↓↓↓
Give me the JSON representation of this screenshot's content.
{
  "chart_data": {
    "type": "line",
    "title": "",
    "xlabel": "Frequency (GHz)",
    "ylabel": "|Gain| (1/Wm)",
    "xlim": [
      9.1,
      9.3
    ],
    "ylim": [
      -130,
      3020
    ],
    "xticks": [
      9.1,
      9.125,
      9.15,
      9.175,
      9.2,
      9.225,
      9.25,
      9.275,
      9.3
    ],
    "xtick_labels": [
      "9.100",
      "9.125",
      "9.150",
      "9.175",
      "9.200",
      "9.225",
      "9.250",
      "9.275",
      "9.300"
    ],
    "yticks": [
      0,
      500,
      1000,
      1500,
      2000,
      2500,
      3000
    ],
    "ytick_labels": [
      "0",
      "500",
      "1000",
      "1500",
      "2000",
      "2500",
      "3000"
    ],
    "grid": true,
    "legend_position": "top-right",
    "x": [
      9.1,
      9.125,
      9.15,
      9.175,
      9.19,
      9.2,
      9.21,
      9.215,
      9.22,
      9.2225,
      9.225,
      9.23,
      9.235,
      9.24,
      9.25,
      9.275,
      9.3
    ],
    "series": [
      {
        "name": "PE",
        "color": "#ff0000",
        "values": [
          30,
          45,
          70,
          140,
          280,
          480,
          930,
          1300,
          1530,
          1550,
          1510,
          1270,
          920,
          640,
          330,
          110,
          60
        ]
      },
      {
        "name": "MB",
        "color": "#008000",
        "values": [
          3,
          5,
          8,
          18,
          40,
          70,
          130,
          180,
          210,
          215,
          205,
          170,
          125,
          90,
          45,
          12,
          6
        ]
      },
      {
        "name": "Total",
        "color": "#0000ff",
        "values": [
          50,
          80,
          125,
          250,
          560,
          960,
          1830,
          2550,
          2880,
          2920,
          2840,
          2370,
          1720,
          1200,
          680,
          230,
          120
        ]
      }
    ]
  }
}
↑↑↑
— What to produce —
Your answer should be one number: the count of lines in the data above that include the word "color".

— Task output —
3